>>>

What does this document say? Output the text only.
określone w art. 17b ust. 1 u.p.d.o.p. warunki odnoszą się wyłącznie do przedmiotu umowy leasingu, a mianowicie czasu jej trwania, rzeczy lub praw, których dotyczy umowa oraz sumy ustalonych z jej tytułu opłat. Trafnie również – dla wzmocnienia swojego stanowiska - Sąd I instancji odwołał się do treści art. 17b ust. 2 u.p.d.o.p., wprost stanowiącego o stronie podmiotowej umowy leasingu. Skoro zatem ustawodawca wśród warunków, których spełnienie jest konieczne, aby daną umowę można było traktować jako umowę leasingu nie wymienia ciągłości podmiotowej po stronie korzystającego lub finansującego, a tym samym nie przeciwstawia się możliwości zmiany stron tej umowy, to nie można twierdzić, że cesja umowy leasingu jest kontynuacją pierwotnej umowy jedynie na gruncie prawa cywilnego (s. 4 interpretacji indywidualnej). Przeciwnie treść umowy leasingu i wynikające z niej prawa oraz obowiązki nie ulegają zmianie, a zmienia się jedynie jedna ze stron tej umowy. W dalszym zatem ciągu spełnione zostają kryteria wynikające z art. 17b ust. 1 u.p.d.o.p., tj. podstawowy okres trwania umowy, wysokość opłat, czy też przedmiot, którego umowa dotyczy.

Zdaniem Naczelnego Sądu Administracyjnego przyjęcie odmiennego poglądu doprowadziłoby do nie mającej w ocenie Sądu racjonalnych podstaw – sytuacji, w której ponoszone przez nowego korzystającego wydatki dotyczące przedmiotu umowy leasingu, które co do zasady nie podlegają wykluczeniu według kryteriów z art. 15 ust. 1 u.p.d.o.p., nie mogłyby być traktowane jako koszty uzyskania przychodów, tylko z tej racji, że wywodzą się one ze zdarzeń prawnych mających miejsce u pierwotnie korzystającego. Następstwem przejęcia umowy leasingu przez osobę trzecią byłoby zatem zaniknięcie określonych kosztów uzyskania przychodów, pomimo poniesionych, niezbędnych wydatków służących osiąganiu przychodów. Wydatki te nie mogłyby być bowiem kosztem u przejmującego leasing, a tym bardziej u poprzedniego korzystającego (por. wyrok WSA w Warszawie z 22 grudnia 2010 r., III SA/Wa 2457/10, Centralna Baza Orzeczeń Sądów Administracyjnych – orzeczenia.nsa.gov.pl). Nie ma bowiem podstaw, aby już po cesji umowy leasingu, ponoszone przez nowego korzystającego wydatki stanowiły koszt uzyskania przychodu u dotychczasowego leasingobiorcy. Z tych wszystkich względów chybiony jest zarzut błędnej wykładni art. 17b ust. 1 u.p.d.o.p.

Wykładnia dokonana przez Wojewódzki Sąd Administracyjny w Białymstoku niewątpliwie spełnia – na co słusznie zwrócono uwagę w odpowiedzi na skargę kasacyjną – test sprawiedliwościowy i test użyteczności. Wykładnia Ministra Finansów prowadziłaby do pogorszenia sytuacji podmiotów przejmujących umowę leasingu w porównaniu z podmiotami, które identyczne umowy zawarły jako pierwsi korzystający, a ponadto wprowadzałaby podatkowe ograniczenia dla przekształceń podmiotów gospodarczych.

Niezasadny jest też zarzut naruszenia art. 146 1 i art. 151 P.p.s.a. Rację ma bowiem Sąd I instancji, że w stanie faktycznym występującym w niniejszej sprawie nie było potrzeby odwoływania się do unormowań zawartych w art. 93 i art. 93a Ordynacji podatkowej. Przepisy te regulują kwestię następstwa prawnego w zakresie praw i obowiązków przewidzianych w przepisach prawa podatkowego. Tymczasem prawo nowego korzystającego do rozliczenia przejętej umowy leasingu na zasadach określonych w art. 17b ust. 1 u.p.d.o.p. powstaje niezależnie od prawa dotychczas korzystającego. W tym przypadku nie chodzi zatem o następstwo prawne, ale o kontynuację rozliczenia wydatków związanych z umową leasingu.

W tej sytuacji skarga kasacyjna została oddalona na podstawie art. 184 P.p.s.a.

<<<

Write out every line of the material again, exactly as it reads.

**Written response**:
What does this document say? Output the text only.
określone w art. 17b ust. 1 u.p.d.o.p. warunki odnoszą się wyłącznie do przedmiotu umowy leasingu, a mianowicie czasu jej trwania, rzeczy lub praw, których dotyczy umowa oraz sumy ustalonych z jej tytułu opłat. Trafnie również – dla wzmocnienia swojego stanowiska - Sąd I instancji odwołał się do treści art. 17b ust. 2 u.p.d.o.p., wprost stanowiącego o stronie podmiotowej umowy leasingu. Skoro zatem ustawodawca wśród warunków, których spełnienie jest konieczne, aby daną umowę można było traktować jako umowę leasingu nie wymienia ciągłości podmiotowej po stronie korzystającego lub finansującego, a tym samym nie przeciwstawia się możliwości zmiany stron tej umowy, to nie można twierdzić, że cesja umowy leasingu jest kontynuacją pierwotnej umowy jedynie na gruncie prawa cywilnego (s. 4 interpretacji indywidualnej). Przeciwnie treść umowy leasingu i wynikające z niej prawa oraz obowiązki nie ulegają zmianie, a zmienia się jedynie jedna ze stron tej umowy. W dalszym zatem ciągu spełnione zostają kryteria wynikające z art. 17b ust. 1 u.p.d.o.p., tj. podstawowy okres trwania umowy, wysokość opłat, czy też przedmiot, którego umowa dotyczy.

Zdaniem Naczelnego Sądu Administracyjnego przyjęcie odmiennego poglądu doprowadziłoby do nie mającej w ocenie Sądu racjonalnych podstaw – sytuacji, w której ponoszone przez nowego korzystającego wydatki dotyczące przedmiotu umowy leasingu, które co do zasady nie podlegają wykluczeniu według kryteriów z art. 15 ust. 1 u.p.d.o.p., nie mogłyby być traktowane jako koszty uzyskania przychodów, tylko z tej racji, że wywodzą się one ze zdarzeń prawnych mających miejsce u pierwotnie korzystającego. Następstwem przejęcia umowy leasingu przez osobę trzecią byłoby zatem zaniknięcie określonych kosztów uzyskania przychodów, pomimo poniesionych, niezbędnych wydatków służących osiąganiu przychodów. Wydatki te nie mogłyby być bowiem kosztem u przejmującego leasing, a tym bardziej u poprzedniego korzystającego (por. wyrok WSA w Warszawie z 22 grudnia 2010 r., III SA/Wa 2457/10, Centralna Baza Orzeczeń Sądów Administracyjnych – orzeczenia.nsa.gov.pl). Nie ma bowiem podstaw, aby już po cesji umowy leasingu, ponoszone przez nowego korzystającego wydatki stanowiły koszt uzyskania przychodu u dotychczasowego leasingobiorcy. Z tych wszystkich względów chybiony jest zarzut błędnej wykładni art. 17b ust. 1 u.p.d.o.p.

Wykładnia dokonana przez Wojewódzki Sąd Administracyjny w Białymstoku niewątpliwie spełnia – na co słusznie zwrócono uwagę w odpowiedzi na skargę kasacyjną – test sprawiedliwościowy i test użyteczności. Wykładnia Ministra Finansów prowadziłaby do pogorszenia sytuacji podmiotów przejmujących umowę leasingu w porównaniu z podmiotami, które identyczne umowy zawarły jako pierwsi korzystający, a ponadto wprowadzałaby podatkowe ograniczenia dla przekształceń podmiotów gospodarczych.

Niezasadny jest też zarzut naruszenia art. 146 1 i art. 151 P.p.s.a. Rację ma bowiem Sąd I instancji, że w stanie faktycznym występującym w niniejszej sprawie nie było potrzeby odwoływania się do unormowań zawartych w art. 93 i art. 93a Ordynacji podatkowej. Przepisy te regulują kwestię następstwa prawnego w zakresie praw i obowiązków przewidzianych w przepisach prawa podatkowego. Tymczasem prawo nowego korzystającego do rozliczenia przejętej umowy leasingu na zasadach określonych w art. 17b ust. 1 u.p.d.o.p. powstaje niezależnie od prawa dotychczas korzystającego. W tym przypadku nie chodzi zatem o następstwo prawne, ale o kontynuację rozliczenia wydatków związanych z umową leasingu.

W tej sytuacji skarga kasacyjna została oddalona na podstawie art. 184 P.p.s.a.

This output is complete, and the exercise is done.